## AIM
Copy every line in the records below that contains the word "képernyőjén".

** START OF DATA RECORDS **

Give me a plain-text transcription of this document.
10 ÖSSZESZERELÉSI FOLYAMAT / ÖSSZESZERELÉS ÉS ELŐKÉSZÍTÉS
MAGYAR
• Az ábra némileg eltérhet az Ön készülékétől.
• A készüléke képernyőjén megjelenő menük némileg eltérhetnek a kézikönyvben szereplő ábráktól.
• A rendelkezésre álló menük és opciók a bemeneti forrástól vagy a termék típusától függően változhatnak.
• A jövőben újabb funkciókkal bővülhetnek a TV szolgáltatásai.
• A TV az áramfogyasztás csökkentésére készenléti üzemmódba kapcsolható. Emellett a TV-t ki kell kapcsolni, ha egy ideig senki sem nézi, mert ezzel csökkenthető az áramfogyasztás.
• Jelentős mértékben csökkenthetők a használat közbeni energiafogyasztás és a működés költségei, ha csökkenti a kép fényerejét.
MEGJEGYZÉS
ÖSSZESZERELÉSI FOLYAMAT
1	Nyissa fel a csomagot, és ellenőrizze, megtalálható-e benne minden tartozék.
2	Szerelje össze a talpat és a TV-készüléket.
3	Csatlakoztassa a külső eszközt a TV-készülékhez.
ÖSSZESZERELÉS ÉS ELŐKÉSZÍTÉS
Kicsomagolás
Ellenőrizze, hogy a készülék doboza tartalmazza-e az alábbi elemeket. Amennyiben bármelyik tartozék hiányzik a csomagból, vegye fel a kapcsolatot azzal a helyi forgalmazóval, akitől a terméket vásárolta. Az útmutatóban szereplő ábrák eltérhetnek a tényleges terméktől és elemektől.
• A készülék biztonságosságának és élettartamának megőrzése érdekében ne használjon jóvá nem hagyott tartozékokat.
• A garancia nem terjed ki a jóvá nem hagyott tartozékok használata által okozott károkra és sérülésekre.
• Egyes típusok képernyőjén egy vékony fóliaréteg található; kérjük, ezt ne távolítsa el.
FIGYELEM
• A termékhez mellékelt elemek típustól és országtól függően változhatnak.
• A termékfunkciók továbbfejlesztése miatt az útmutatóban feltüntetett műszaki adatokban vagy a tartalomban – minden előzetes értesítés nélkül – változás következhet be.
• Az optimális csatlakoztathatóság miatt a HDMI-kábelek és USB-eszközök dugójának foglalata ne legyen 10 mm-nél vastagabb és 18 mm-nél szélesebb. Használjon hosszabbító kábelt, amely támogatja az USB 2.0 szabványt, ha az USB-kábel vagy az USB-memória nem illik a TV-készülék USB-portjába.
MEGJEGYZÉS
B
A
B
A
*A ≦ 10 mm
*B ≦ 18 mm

** END OF DATA RECORDS **

## EXERCISE SOLUTION
• A készüléke képernyőjén megjelenő menük némileg eltérhetnek a kézikönyvben szereplő ábráktól.
• Egyes típusok képernyőjén egy vékony fóliaréteg található; kérjük, ezt ne távolítsa el.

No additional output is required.